• Requirement:
Single out each line with the word "Waterbending" and copy it.

(Structured figure records)
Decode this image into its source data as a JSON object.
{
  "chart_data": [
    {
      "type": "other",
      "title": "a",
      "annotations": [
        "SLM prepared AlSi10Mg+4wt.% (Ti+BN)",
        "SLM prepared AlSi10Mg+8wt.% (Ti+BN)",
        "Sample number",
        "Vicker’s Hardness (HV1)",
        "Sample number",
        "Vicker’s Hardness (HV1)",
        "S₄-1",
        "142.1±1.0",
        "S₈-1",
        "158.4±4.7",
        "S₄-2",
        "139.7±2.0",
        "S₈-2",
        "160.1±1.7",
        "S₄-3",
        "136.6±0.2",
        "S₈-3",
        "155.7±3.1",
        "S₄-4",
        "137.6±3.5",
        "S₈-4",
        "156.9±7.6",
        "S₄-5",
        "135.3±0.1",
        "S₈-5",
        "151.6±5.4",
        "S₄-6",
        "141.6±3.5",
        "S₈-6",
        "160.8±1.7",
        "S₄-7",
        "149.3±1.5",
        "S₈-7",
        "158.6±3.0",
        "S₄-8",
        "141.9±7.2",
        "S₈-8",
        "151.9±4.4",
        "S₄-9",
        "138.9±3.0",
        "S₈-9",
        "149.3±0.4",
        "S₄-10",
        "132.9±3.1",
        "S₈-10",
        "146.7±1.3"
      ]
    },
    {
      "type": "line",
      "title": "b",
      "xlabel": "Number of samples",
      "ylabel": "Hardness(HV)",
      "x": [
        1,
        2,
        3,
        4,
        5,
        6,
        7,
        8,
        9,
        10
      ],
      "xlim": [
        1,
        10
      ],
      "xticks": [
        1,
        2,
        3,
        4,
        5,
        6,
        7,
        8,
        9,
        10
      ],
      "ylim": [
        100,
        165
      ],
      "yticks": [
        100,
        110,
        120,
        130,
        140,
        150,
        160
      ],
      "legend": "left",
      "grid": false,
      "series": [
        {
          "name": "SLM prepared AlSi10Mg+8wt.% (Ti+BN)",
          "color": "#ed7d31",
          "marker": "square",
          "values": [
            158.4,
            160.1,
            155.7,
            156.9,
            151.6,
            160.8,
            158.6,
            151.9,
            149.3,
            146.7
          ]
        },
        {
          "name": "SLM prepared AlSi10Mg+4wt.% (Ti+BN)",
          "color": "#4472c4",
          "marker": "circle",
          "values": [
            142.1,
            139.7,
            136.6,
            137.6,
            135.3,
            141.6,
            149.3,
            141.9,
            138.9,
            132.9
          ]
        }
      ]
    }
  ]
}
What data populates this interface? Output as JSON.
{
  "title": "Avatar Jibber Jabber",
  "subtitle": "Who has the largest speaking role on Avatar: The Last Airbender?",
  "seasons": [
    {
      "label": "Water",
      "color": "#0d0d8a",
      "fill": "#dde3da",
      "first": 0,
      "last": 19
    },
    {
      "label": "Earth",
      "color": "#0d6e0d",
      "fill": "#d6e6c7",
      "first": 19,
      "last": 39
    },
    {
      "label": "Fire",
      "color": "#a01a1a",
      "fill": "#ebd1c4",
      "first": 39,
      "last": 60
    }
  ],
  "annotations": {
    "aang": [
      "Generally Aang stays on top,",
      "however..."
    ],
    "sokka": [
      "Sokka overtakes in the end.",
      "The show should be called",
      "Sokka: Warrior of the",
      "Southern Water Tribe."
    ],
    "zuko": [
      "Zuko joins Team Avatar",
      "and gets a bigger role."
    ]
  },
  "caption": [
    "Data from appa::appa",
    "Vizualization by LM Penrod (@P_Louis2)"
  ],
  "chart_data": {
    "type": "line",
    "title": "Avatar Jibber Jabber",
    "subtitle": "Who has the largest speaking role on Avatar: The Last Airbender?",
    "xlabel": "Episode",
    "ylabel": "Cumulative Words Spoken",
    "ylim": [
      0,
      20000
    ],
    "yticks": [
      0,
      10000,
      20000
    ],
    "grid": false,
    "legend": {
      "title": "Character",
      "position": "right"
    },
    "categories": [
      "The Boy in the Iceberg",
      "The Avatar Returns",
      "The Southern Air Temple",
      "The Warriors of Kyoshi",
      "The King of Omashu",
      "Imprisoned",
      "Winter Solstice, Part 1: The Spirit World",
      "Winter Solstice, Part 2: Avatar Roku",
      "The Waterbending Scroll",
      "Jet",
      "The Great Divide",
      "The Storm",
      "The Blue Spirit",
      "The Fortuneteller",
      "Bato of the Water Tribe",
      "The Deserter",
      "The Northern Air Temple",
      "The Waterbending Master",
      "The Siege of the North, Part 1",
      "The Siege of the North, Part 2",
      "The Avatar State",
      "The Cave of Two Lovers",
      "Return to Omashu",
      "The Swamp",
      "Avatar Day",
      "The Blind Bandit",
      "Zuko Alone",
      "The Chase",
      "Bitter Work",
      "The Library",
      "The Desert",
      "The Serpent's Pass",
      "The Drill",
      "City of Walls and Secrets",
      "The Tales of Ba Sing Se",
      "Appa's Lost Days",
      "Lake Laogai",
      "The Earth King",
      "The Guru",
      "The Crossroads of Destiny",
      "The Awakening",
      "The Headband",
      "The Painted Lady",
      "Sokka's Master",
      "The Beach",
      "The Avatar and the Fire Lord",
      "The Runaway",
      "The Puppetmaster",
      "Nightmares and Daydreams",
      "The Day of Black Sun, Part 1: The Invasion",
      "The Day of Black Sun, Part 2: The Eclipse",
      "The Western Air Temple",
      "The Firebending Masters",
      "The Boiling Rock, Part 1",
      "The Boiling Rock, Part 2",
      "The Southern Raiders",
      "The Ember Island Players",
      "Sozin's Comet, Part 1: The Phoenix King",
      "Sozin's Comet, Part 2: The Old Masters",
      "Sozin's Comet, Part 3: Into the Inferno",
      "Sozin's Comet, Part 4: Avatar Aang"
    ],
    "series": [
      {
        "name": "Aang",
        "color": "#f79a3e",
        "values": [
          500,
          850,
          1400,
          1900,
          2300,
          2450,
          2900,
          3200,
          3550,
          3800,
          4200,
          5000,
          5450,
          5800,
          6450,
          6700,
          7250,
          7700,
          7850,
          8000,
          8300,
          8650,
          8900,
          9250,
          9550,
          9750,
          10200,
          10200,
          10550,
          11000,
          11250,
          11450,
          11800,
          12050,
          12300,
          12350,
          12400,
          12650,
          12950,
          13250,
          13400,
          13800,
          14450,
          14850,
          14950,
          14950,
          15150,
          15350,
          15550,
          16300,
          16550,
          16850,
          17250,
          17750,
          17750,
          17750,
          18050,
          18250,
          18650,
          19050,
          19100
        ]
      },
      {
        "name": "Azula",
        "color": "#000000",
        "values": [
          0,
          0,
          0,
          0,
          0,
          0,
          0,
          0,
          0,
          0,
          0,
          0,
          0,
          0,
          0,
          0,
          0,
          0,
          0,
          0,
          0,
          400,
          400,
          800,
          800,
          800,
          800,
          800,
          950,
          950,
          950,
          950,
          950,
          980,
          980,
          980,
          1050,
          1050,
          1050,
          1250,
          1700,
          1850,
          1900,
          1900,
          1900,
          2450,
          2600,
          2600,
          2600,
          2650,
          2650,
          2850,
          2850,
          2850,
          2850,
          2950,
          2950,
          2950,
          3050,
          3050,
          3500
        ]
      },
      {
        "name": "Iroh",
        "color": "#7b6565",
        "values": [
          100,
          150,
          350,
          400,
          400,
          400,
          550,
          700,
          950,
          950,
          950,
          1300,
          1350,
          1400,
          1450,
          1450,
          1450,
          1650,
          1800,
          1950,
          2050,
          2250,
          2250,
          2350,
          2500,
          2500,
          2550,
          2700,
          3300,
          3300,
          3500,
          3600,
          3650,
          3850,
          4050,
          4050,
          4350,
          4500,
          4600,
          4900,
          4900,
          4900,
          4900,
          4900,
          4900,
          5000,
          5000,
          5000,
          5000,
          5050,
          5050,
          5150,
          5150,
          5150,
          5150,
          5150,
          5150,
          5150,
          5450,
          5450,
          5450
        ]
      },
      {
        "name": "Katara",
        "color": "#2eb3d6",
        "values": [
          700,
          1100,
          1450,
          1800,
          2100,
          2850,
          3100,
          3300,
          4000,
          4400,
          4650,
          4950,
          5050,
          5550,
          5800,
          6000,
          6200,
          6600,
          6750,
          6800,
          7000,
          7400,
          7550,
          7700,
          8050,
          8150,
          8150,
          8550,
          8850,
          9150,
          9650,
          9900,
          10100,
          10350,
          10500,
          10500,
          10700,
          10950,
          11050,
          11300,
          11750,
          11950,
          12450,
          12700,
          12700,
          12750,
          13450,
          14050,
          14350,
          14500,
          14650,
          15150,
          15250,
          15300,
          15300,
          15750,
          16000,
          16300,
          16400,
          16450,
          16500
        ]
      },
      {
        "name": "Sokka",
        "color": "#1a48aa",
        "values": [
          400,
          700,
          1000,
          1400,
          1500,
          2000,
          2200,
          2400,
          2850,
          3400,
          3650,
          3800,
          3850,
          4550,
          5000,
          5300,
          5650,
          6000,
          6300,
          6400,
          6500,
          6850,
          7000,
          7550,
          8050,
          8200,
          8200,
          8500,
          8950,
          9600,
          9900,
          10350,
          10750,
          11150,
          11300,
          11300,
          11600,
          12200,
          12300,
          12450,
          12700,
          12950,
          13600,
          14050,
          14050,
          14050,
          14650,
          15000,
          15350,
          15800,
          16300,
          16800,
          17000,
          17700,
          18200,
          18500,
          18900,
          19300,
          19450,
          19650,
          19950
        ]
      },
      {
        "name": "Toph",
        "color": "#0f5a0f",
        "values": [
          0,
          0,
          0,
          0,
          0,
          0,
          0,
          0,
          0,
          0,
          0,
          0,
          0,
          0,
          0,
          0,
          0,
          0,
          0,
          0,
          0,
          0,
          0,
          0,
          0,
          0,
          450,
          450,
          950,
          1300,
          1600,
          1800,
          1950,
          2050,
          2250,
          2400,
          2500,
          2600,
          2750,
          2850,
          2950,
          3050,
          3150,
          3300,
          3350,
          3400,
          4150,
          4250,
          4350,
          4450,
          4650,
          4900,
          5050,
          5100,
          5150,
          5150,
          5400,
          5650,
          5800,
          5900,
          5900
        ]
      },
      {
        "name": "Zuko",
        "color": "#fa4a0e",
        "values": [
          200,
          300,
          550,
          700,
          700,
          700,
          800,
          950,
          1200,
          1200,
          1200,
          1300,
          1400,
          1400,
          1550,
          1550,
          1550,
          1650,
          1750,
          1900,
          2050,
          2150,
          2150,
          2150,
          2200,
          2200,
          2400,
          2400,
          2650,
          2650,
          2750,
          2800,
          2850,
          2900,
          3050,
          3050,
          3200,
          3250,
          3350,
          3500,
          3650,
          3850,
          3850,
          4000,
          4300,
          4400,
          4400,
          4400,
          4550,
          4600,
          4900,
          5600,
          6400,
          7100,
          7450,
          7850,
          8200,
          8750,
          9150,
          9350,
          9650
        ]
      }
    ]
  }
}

• Result of the task:
      "The Waterbending Scroll",
      "The Waterbending Master",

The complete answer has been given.